Check each line of the records below for the string "Arten", then state how many lines contain it, with no other output.

* Start *

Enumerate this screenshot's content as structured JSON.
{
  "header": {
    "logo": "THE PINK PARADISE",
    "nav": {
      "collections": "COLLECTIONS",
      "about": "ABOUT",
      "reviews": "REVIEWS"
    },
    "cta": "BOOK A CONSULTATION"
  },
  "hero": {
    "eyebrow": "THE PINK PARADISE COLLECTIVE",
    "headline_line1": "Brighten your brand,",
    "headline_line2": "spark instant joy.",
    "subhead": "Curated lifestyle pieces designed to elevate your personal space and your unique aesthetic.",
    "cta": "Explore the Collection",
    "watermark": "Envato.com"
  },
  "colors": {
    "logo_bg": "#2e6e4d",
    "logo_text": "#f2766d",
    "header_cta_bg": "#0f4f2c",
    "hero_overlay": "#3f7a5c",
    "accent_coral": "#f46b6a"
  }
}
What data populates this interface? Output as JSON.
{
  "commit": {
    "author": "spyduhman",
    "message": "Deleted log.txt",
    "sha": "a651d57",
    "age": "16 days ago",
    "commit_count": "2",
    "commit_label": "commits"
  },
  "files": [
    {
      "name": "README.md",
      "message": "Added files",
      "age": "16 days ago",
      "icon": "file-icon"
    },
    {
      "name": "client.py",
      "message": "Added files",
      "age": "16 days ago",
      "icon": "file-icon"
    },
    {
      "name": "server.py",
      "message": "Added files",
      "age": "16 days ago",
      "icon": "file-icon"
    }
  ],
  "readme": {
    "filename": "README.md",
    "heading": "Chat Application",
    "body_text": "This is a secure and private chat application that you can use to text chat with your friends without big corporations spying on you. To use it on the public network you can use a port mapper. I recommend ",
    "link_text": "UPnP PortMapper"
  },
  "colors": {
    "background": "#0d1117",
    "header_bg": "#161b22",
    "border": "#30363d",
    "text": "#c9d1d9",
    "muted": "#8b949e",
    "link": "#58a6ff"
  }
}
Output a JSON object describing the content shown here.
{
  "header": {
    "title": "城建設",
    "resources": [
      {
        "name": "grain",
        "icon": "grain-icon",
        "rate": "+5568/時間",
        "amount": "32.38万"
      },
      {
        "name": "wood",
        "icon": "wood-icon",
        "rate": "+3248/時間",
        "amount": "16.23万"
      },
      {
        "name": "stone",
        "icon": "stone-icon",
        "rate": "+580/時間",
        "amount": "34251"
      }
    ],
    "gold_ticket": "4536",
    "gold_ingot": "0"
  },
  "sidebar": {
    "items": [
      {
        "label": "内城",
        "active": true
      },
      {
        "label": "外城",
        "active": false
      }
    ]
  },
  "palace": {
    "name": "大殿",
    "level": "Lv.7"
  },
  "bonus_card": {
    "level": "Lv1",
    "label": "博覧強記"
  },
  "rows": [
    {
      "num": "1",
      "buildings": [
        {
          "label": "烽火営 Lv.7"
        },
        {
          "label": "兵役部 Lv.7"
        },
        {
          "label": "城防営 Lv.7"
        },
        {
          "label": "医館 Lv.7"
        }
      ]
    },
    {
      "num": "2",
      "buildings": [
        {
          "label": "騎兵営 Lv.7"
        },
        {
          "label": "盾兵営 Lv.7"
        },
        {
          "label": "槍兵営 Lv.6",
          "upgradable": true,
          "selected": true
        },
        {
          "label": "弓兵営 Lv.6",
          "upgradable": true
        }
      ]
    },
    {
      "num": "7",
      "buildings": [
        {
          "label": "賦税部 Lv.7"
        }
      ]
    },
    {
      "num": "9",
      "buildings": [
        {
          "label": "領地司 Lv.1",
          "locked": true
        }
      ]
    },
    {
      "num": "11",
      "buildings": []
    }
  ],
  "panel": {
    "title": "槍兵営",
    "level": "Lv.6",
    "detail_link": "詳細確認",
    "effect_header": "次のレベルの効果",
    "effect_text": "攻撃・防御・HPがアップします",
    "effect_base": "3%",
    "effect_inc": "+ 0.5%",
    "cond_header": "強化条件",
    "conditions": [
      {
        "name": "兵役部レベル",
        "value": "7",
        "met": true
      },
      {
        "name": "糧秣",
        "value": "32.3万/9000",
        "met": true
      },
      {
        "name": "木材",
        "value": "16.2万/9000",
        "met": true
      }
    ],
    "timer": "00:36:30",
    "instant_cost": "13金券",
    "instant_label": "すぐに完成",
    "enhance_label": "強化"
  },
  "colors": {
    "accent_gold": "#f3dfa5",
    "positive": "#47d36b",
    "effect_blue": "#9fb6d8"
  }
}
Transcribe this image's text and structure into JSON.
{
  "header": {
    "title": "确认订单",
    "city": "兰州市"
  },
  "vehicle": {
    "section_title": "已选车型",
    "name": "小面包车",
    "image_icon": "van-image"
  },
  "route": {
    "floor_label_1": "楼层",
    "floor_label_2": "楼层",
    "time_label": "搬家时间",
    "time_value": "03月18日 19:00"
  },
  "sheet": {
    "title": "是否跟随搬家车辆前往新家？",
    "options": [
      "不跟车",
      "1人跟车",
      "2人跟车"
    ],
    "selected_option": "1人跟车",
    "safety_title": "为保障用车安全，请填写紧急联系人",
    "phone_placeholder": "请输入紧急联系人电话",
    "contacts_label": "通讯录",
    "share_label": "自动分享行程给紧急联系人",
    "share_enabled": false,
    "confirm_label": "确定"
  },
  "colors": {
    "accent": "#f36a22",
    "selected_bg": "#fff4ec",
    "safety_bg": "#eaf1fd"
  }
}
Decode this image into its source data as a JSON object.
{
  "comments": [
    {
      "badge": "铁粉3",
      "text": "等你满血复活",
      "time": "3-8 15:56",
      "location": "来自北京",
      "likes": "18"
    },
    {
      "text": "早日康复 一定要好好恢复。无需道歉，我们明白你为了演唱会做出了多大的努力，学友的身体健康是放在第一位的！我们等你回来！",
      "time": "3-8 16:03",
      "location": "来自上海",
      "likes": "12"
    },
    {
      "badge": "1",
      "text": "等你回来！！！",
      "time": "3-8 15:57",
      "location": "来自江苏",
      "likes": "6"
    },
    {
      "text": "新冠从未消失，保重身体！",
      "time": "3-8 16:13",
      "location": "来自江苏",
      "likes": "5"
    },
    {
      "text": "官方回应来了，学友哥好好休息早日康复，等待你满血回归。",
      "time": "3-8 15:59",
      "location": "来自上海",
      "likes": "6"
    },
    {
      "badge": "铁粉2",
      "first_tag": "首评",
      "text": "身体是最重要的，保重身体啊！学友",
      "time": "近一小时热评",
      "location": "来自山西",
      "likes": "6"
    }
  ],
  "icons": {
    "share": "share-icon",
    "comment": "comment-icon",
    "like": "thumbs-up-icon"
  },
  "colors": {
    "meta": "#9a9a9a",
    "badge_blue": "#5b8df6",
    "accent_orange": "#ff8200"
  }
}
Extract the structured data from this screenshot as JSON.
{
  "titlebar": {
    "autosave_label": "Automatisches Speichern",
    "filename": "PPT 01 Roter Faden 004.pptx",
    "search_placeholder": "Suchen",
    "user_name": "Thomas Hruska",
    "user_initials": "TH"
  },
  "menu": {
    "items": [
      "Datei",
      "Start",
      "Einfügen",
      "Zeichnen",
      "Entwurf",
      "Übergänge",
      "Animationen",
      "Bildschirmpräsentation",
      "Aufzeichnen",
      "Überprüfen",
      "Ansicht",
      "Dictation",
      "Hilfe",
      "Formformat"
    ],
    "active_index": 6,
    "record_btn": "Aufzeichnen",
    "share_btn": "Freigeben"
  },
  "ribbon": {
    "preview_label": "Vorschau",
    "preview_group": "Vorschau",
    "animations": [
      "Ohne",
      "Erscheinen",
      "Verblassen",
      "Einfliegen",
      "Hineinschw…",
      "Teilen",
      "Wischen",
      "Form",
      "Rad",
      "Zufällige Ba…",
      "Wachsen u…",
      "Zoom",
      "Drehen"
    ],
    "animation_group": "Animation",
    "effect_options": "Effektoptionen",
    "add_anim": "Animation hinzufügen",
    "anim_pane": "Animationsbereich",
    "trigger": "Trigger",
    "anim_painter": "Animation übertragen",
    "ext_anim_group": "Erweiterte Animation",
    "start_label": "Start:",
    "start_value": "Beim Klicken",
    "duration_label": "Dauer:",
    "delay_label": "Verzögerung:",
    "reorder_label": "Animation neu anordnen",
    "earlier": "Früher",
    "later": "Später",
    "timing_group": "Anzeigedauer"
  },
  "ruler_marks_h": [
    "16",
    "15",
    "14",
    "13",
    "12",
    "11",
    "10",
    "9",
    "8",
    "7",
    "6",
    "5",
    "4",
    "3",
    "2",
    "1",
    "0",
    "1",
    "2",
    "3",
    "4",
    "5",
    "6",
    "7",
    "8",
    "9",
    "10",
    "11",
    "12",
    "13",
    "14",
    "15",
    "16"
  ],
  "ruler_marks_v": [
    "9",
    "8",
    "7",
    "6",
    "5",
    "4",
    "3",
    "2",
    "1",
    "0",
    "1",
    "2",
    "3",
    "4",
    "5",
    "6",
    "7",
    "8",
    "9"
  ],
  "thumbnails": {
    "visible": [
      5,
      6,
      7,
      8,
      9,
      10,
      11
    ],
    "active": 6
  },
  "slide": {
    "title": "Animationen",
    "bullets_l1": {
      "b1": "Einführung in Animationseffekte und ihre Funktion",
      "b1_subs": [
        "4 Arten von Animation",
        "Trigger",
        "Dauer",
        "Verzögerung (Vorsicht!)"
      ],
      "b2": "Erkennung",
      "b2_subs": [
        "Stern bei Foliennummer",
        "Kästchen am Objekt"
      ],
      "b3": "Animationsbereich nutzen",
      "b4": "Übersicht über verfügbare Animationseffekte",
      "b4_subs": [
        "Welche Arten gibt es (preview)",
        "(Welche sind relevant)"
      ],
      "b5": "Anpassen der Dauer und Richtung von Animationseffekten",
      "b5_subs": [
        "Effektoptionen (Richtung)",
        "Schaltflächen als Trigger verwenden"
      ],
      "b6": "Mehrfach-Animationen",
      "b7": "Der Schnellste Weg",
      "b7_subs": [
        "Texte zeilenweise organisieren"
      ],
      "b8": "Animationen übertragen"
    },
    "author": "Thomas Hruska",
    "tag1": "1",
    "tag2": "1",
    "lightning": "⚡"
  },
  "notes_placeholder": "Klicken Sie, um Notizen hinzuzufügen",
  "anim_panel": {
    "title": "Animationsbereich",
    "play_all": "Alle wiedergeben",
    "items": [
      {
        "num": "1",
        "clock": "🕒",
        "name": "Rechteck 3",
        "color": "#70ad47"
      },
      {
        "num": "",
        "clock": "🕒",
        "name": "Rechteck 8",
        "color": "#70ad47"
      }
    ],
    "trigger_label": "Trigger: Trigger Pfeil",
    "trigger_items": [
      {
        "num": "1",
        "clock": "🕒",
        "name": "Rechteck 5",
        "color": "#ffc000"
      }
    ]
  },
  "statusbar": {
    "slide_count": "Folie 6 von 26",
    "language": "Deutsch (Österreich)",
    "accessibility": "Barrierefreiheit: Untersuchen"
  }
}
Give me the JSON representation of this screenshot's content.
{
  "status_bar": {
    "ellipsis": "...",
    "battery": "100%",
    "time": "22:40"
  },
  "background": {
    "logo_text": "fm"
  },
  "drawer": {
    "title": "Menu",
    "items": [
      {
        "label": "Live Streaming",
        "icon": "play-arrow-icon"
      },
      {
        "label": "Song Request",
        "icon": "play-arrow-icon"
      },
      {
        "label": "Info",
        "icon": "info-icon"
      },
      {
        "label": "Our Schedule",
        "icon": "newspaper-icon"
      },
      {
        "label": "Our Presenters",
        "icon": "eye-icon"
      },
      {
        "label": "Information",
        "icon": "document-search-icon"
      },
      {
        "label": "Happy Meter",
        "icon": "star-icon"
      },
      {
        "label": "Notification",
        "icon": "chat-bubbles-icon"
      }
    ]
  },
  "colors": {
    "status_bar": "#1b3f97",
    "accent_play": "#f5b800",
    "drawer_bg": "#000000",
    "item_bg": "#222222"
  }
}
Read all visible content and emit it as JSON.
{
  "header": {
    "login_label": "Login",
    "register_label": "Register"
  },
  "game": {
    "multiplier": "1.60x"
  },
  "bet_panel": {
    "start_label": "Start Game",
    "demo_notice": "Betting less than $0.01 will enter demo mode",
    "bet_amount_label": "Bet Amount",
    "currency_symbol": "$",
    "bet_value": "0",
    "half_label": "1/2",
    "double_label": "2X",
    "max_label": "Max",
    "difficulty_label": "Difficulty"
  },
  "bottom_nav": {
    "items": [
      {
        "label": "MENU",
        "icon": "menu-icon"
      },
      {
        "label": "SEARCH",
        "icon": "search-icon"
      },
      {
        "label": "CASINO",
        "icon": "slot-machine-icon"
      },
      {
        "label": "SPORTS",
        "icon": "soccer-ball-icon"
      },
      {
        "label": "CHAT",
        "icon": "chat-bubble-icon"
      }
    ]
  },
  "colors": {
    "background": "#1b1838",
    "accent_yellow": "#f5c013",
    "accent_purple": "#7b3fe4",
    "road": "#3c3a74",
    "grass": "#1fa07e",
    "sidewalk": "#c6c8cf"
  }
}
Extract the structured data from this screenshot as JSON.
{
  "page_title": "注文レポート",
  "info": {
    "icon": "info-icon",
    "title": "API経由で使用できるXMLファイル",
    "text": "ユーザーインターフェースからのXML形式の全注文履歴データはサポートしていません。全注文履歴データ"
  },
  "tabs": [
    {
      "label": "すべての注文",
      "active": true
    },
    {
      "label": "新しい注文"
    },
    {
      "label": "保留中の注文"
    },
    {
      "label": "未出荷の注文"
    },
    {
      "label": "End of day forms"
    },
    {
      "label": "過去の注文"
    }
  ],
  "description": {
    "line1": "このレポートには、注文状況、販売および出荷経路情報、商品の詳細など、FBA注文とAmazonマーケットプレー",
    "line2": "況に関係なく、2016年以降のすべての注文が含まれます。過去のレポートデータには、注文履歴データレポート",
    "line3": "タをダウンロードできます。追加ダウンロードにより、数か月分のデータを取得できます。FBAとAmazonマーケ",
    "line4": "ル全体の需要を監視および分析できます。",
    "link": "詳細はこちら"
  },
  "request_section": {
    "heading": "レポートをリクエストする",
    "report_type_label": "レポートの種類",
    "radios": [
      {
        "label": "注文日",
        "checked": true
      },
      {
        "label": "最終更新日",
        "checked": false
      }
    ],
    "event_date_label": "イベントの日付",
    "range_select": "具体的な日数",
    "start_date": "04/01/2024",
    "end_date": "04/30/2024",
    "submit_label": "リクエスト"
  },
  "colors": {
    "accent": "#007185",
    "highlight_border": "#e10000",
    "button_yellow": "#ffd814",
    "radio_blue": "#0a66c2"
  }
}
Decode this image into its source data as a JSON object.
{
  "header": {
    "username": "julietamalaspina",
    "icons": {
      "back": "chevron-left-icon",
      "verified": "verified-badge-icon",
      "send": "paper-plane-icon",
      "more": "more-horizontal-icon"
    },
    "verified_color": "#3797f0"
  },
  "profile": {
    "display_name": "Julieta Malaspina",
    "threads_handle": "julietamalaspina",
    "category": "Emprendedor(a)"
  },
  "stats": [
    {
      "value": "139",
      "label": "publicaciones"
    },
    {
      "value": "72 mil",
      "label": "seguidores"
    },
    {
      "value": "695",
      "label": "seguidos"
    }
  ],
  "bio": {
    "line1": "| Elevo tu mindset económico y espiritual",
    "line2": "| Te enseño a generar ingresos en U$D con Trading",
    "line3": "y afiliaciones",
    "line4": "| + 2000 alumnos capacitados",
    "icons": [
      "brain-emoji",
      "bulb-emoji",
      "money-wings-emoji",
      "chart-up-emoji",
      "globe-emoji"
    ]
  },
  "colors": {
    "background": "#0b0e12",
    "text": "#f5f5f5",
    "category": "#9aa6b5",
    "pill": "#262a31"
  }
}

* End *

■ EXERCISE OUTPUT ■
2